(Data records)
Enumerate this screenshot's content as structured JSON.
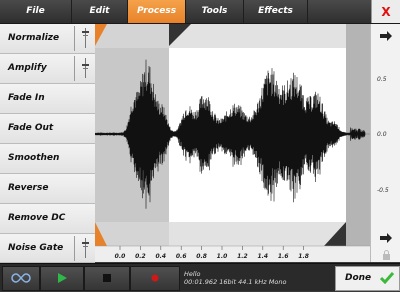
{
  "menu": {
    "items": [
      {
        "label": "File"
      },
      {
        "label": "Edit"
      },
      {
        "label": "Process"
      },
      {
        "label": "Tools"
      },
      {
        "label": "Effects"
      }
    ],
    "active": "Process",
    "close_label": "X"
  },
  "sidebar": {
    "items": [
      {
        "label": "Normalize"
      },
      {
        "label": "Amplify"
      },
      {
        "label": "Fade In"
      },
      {
        "label": "Fade Out"
      },
      {
        "label": "Smoothen"
      },
      {
        "label": "Reverse"
      },
      {
        "label": "Remove DC"
      },
      {
        "label": "Noise Gate"
      }
    ]
  },
  "waveform": {
    "x_ticks": [
      "0.0",
      "0.2",
      "0.4",
      "0.6",
      "0.8",
      "1.0",
      "1.2",
      "1.4",
      "1.6",
      "1.8"
    ],
    "y_ticks": [
      "0.5",
      "0.0",
      "-0.5"
    ]
  },
  "status": {
    "line1": "Hello",
    "line2": "00:01.962 16bit 44.1 kHz Mono"
  },
  "done_label": "Done",
  "colors": {
    "accent": "#e8822a",
    "done_check": "#3cb83c",
    "play": "#2fb84a",
    "record": "#d01818",
    "close": "#e01010"
  }
}
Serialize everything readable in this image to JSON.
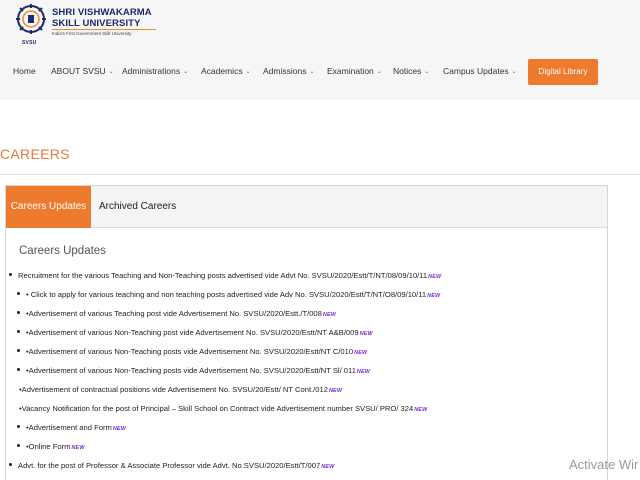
{
  "brand": {
    "line1": "SHRI VISHWAKARMA",
    "line2": "SKILL UNIVERSITY",
    "tagline": "India's First Government Skill University",
    "short": "SVSU",
    "brand_color": "#1d2a6b",
    "accent_color": "#ee7a2d"
  },
  "nav": {
    "items": [
      {
        "label": "Home",
        "has_dropdown": false
      },
      {
        "label": "ABOUT SVSU",
        "has_dropdown": true
      },
      {
        "label": "Administrations",
        "has_dropdown": true
      },
      {
        "label": "Academics",
        "has_dropdown": true
      },
      {
        "label": "Admissions",
        "has_dropdown": true
      },
      {
        "label": "Examination",
        "has_dropdown": true
      },
      {
        "label": "Notices",
        "has_dropdown": true
      },
      {
        "label": "Campus Updates",
        "has_dropdown": true
      }
    ],
    "cta_label": "Digital Library",
    "chevron": "⌄"
  },
  "page": {
    "title": "CAREERS"
  },
  "tabs": {
    "active_label": "Careers Updates",
    "other_label": "Archived Careers"
  },
  "section": {
    "title": "Careers Updates",
    "new_badge": "NEW",
    "items": [
      {
        "text": "Recruitment for the various Teaching and Non-Teaching posts advertised vide Advt No. SVSU/2020/Estt/T/NT/08/09/10/11",
        "level": 0,
        "bullet": "dot"
      },
      {
        "text": "• Click to apply for various teaching and non teaching posts advertised vide Adv No. SVSU/2020/Estt/T/NT/O8/09/10/11",
        "level": 1,
        "bullet": "dot"
      },
      {
        "text": "•Advertisement of various Teaching post vide Advertisement No. SVSU/2020/Estt./T/008",
        "level": 1,
        "bullet": "dot"
      },
      {
        "text": "•Advertisement of various Non-Teaching post vide Advertisement No. SVSU/2020/Estt/NT A&B/009",
        "level": 1,
        "bullet": "dot"
      },
      {
        "text": "•Advertisement of various Non-Teaching posts vide Advertisement No. SVSU/2020/Estt/NT C/010",
        "level": 1,
        "bullet": "dot"
      },
      {
        "text": "•Advertisement of various Non-Teaching posts vide Advertisement No. SVSU/2020/Estt/NT Sl/ 011",
        "level": 1,
        "bullet": "dot"
      },
      {
        "text": "•Advertisement of contractual positions vide Advertisement No. SVSU/20/Estt/ NT Cont./012",
        "level": 0,
        "bullet": "none"
      },
      {
        "text": "•Vacancy Notification for the post of Principal – Skill School on Contract vide Advertisement number SVSU/ PRO/ 324",
        "level": 0,
        "bullet": "none"
      },
      {
        "text": "•Advertisement and Form",
        "level": 1,
        "bullet": "dot"
      },
      {
        "text": "•Online Form",
        "level": 1,
        "bullet": "dot"
      },
      {
        "text": "Advt. for the post of Professor & Associate Professor vide Advt. No.SVSU/2020/Estt/T/007",
        "level": 0,
        "bullet": "dot"
      }
    ]
  },
  "watermark": "Activate Wir"
}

_What the task requires_
Where a line holds "title", copy that line.

_Finished exercise_
    "title": "CAREERS"
    "title": "Careers Updates",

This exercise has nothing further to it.